**EXERCISE DETAILS**
Tell how many lines in the data below include the word "this". The answer is the number only.

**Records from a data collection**
◆ ◆ ◆ ◆
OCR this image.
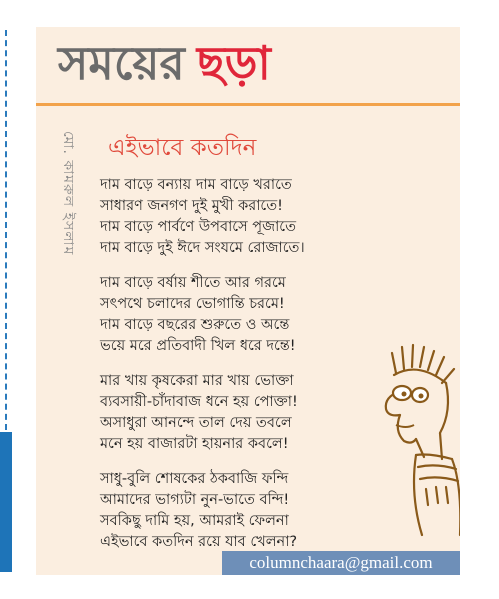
সময়ের ছড়া
মো. কামরুল ইসলাম এইভাবে কতদিন
দাম বাড়ে বন্যায় দাম বাড়ে খরাতে
সাধারণ জনগণ দুই মুখী করাতে!
দাম বাড়ে পার্বণে উপবাসে পূজাতে
দাম বাড়ে দুই ঈদে সংযমে রোজাতে।
দাম বাড়ে বর্ষায় শীতে আর গরমে
সৎপথে চলাদের ভোগান্তি চরমে!
দাম বাড়ে বছরের শুরুতে ও অন্তে
ভয়ে মরে প্রতিবাদী খিল ধরে দন্তে!
মার খায় কৃষকেরা মার খায় ভোক্তা
ব্যবসায়ী-চাঁদাবাজ ধনে হয় পোক্তা!
অসাধুরা আনন্দে তাল দেয় তবলে
মনে হয় বাজারটা হায়নার কবলে!
সাধু-বুলি শোষকের ঠকবাজি ফন্দি
আমাদের ভাগ্যটা নুন-ভাতে বন্দি!
সবকিছু দামি হয়, আমরাই ফেলনা
এইভাবে কতদিন রয়ে যাব খেলনা?
columnchaara@gmail.com
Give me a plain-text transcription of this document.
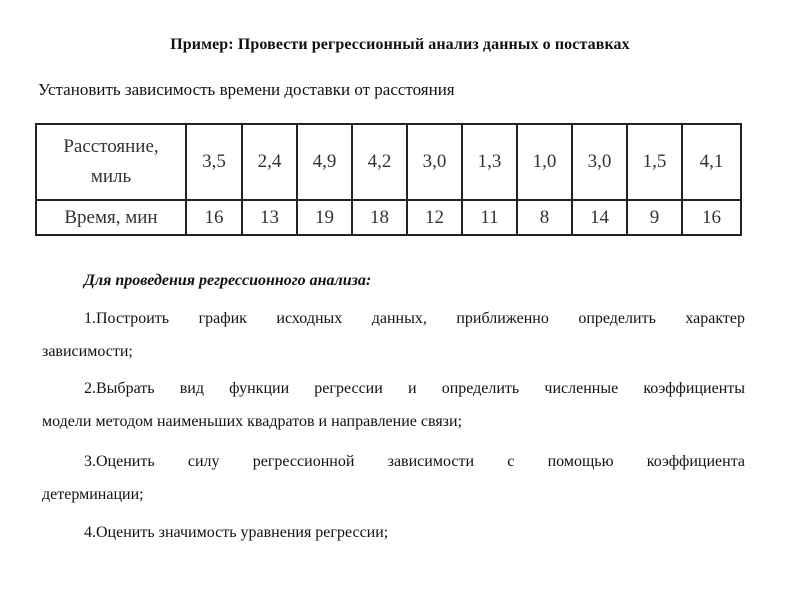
Пример: Провести регрессионный анализ данных о поставках
Установить зависимость времени доставки от расстояния
Расстояние,
миль	3,5	2,4	4,9	4,2	3,0	1,3	1,0	3,0	1,5	4,1
Время, мин	16	13	19	18	12	11	8	14	9	16
Для проведения регрессионного анализа:
1.Построить график исходных данных, приближенно определить характер
зависимости;
2.Выбрать вид функции регрессии и определить численные коэффициенты
модели методом наименьших квадратов и направление связи;
3.Оценить силу регрессионной зависимости с помощью коэффициента
детерминации;
4.Оценить значимость уравнения регрессии;
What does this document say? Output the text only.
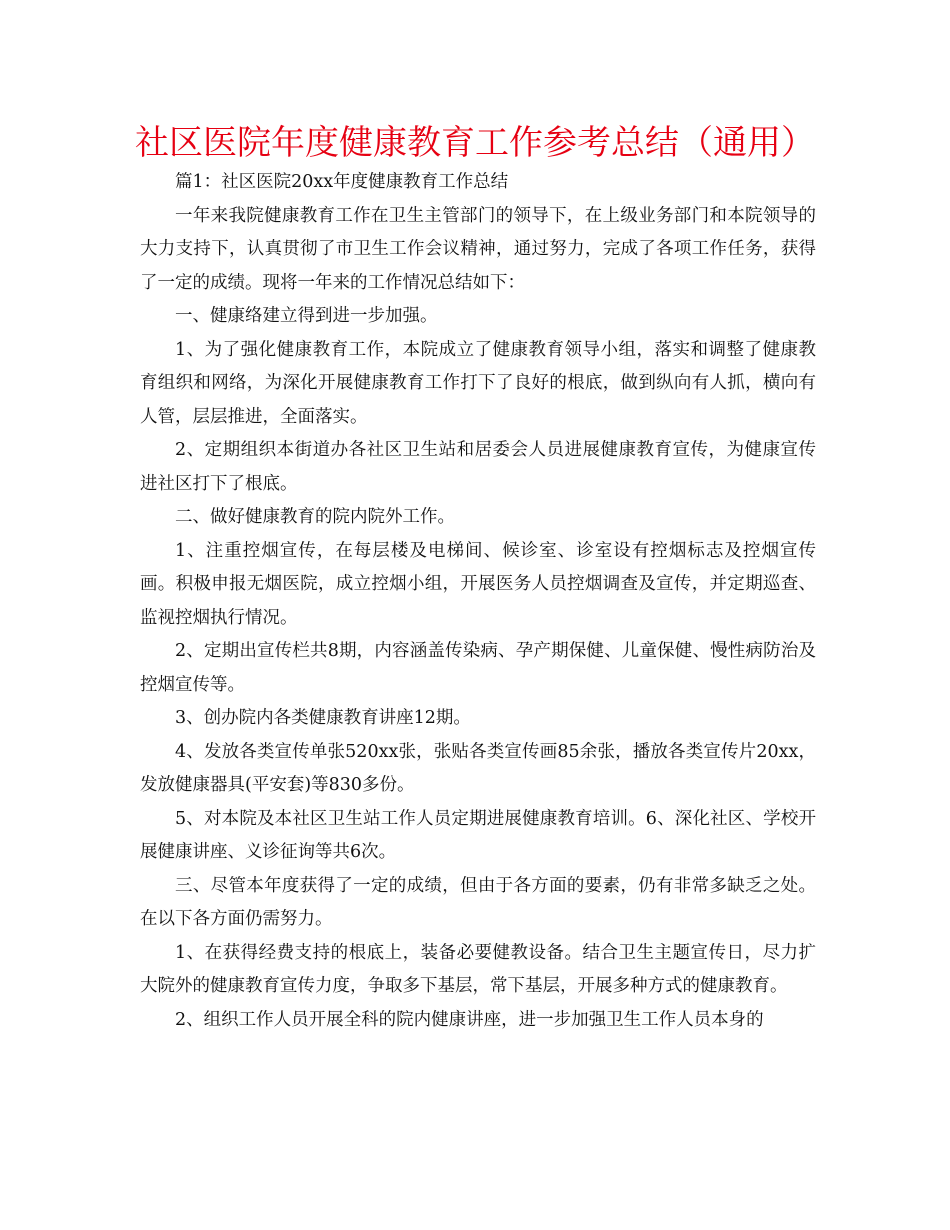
社区医院年度健康教育工作参考总结（通用）

篇1：社区医院20xx年度健康教育工作总结

一年来我院健康教育工作在卫生主管部门的领导下，在上级业务部门和本院领导的大力支持下，认真贯彻了市卫生工作会议精神，通过努力，完成了各项工作任务，获得了一定的成绩。现将一年来的工作情况总结如下：

一、健康络建立得到进一步加强。

1、为了强化健康教育工作，本院成立了健康教育领导小组，落实和调整了健康教育组织和网络，为深化开展健康教育工作打下了良好的根底，做到纵向有人抓，横向有人管，层层推进，全面落实。

2、定期组织本街道办各社区卫生站和居委会人员进展健康教育宣传，为健康宣传进社区打下了根底。

二、做好健康教育的院内院外工作。

1、注重控烟宣传，在每层楼及电梯间、候诊室、诊室设有控烟标志及控烟宣传画。积极申报无烟医院，成立控烟小组，开展医务人员控烟调查及宣传，并定期巡查、监视控烟执行情况。

2、定期出宣传栏共8期，内容涵盖传染病、孕产期保健、儿童保健、慢性病防治及控烟宣传等。

3、创办院内各类健康教育讲座12期。

4、发放各类宣传单张520xx张，张贴各类宣传画85余张，播放各类宣传片20xx，发放健康器具(平安套)等830多份。

5、对本院及本社区卫生站工作人员定期进展健康教育培训。6、深化社区、学校开展健康讲座、义诊征询等共6次。

三、尽管本年度获得了一定的成绩，但由于各方面的要素，仍有非常多缺乏之处。在以下各方面仍需努力。

1、在获得经费支持的根底上，装备必要健教设备。结合卫生主题宣传日，尽力扩大院外的健康教育宣传力度，争取多下基层，常下基层，开展多种方式的健康教育。

2、组织工作人员开展全科的院内健康讲座，进一步加强卫生工作人员本身的
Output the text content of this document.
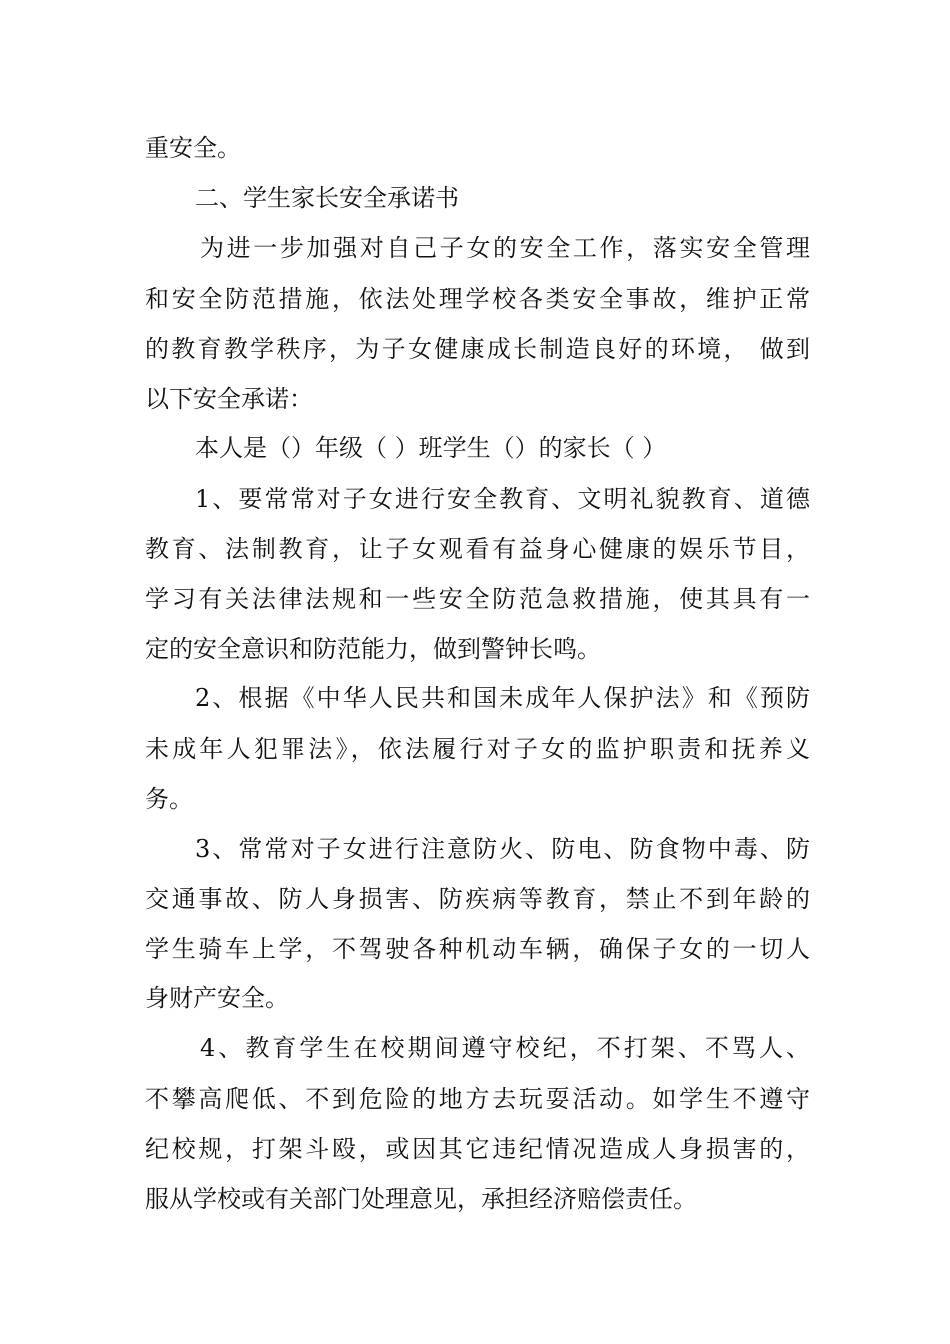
重安全。
二、学生家长安全承诺书
为进一步加强对自己子女的安全工作，落实安全管理
和安全防范措施，依法处理学校各类安全事故，维护正常
的教育教学秩序，为子女健康成长制造良好的环境， 做到
以下安全承诺：
本人是（）年级（ ）班学生（）的家长（ ）
1、要常常对子女进行安全教育、文明礼貌教育、道德
教育、法制教育，让子女观看有益身心健康的娱乐节目，
学习有关法律法规和一些安全防范急救措施，使其具有一
定的安全意识和防范能力，做到警钟长鸣。
2、根据《中华人民共和国未成年人保护法》和《预防
未成年人犯罪法》，依法履行对子女的监护职责和抚养义
务。
3、常常对子女进行注意防火、防电、防食物中毒、防
交通事故、防人身损害、防疾病等教育，禁止不到年龄的
学生骑车上学，不驾驶各种机动车辆，确保子女的一切人
身财产安全。
4、教育学生在校期间遵守校纪，不打架、不骂人、
不攀高爬低、不到危险的地方去玩耍活动。如学生不遵守
纪校规，打架斗殴，或因其它违纪情况造成人身损害的，
服从学校或有关部门处理意见，承担经济赔偿责任。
◆ ◆ ◆ ◆
**RESULT OF THE EXERCISE**
4